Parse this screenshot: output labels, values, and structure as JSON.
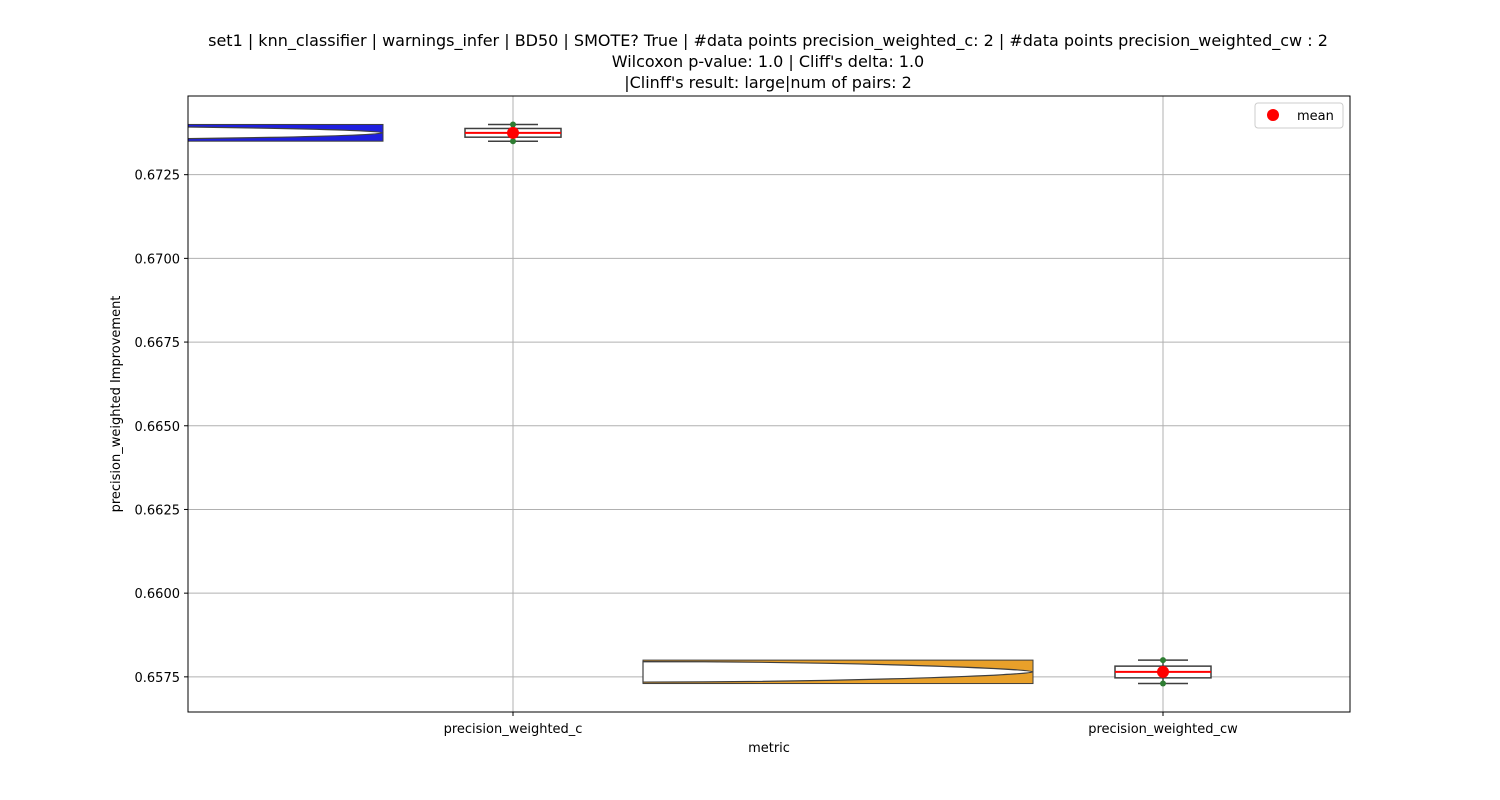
{
  "chart_data": {
    "type": "box",
    "title_lines": [
      "set1 | knn_classifier | warnings_infer | BD50 | SMOTE? True | #data points precision_weighted_c: 2 | #data points precision_weighted_cw : 2",
      "Wilcoxon p-value: 1.0 | Cliff's delta: 1.0",
      "|Clinff's result: large|num of pairs: 2"
    ],
    "xlabel": "metric",
    "ylabel": "precision_weighted Improvement",
    "categories": [
      "precision_weighted_c",
      "precision_weighted_cw"
    ],
    "ylim": [
      0.65645,
      0.67485
    ],
    "yticks": [
      0.6575,
      0.66,
      0.6625,
      0.665,
      0.6675,
      0.67,
      0.6725
    ],
    "ytick_labels": [
      "0.6575",
      "0.6600",
      "0.6625",
      "0.6650",
      "0.6675",
      "0.6700",
      "0.6725"
    ],
    "grid": true,
    "legend": {
      "label": "mean",
      "placement": "top-right"
    },
    "series": [
      {
        "category": "precision_weighted_c",
        "points": [
          0.6735,
          0.674
        ],
        "box": {
          "min": 0.6735,
          "q1": 0.67362,
          "median": 0.67375,
          "q3": 0.67388,
          "max": 0.674
        },
        "mean": 0.67375,
        "density_range": [
          0.6735,
          0.674
        ],
        "density_color": "#1f1fdf"
      },
      {
        "category": "precision_weighted_cw",
        "points": [
          0.6573,
          0.658
        ],
        "box": {
          "min": 0.6573,
          "q1": 0.65747,
          "median": 0.65765,
          "q3": 0.65782,
          "max": 0.658
        },
        "mean": 0.65765,
        "density_range": [
          0.6573,
          0.658
        ],
        "density_color": "#e8a02a"
      }
    ],
    "colors": {
      "box_edge": "#3f3f3f",
      "median": "#ff0000",
      "mean": "#ff0000",
      "point": "#2e7d32",
      "grid": "#b0b0b0"
    }
  }
}
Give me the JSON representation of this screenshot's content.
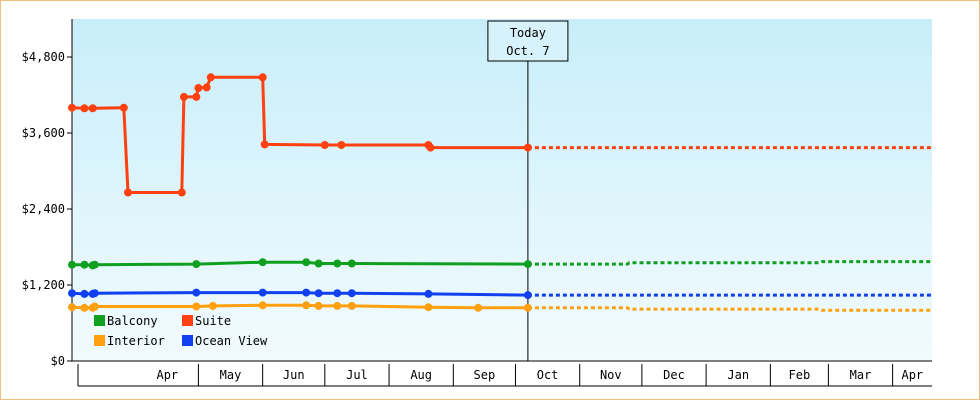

——

| What you should do |
Collect each line of the entries that has the word "screenshot", copying it in full.

| Response to this task |
Parse this screenshot: output labels, values, and structure as JSON.
Give me the JSON representation of this screenshot's content.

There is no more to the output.